▶ [What is being asked] Go through the records and copy each line where the word "由图可知" occurs.
######
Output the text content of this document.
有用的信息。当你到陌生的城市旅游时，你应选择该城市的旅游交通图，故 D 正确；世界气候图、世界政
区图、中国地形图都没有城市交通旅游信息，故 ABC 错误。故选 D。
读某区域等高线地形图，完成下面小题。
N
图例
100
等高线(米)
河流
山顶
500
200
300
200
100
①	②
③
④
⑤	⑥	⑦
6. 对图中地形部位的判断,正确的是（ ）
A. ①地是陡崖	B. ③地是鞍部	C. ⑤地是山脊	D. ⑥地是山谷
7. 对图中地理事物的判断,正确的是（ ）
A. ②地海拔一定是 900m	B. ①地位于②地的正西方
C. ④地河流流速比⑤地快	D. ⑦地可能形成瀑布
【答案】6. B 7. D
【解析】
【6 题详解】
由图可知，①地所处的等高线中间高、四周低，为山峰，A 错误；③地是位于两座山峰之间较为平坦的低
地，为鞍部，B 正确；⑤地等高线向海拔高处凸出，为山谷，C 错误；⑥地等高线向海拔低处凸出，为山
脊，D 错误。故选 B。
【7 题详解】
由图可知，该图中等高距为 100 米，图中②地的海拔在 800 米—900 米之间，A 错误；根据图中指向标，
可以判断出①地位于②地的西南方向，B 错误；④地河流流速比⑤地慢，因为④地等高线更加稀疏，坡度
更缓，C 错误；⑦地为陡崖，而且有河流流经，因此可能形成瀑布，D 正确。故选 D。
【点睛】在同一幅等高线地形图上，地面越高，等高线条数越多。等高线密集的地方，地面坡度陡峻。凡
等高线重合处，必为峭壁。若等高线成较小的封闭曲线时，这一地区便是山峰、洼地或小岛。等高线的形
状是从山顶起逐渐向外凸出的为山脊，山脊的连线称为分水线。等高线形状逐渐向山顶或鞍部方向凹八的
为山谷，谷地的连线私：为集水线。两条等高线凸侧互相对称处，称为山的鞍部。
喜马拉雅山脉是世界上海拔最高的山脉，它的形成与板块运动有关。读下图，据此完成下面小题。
######
▶ [Answer to the problem]
由图可知，①地所处的等高线中间高、四周低，为山峰，A 错误；③地是位于两座山峰之间较为平坦的低
由图可知，该图中等高距为 100 米，图中②地的海拔在 800 米—900 米之间，A 错误；根据图中指向标，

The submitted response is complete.